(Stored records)
##############################
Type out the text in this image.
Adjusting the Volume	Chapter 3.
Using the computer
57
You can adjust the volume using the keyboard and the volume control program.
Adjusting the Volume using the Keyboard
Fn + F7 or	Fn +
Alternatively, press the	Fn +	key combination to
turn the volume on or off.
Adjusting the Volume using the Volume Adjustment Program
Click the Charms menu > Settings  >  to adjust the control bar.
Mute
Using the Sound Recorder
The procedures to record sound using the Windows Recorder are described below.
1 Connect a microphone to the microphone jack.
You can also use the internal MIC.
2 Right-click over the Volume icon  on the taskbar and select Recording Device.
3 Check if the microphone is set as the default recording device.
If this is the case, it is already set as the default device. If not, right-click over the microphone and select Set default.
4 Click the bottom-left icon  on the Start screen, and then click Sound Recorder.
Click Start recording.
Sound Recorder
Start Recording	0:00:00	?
##############################
Each line of the data that includes the word "Adjusting" counts once; report the total and nothing more.

- **ANSWER FOR THE TASK**
3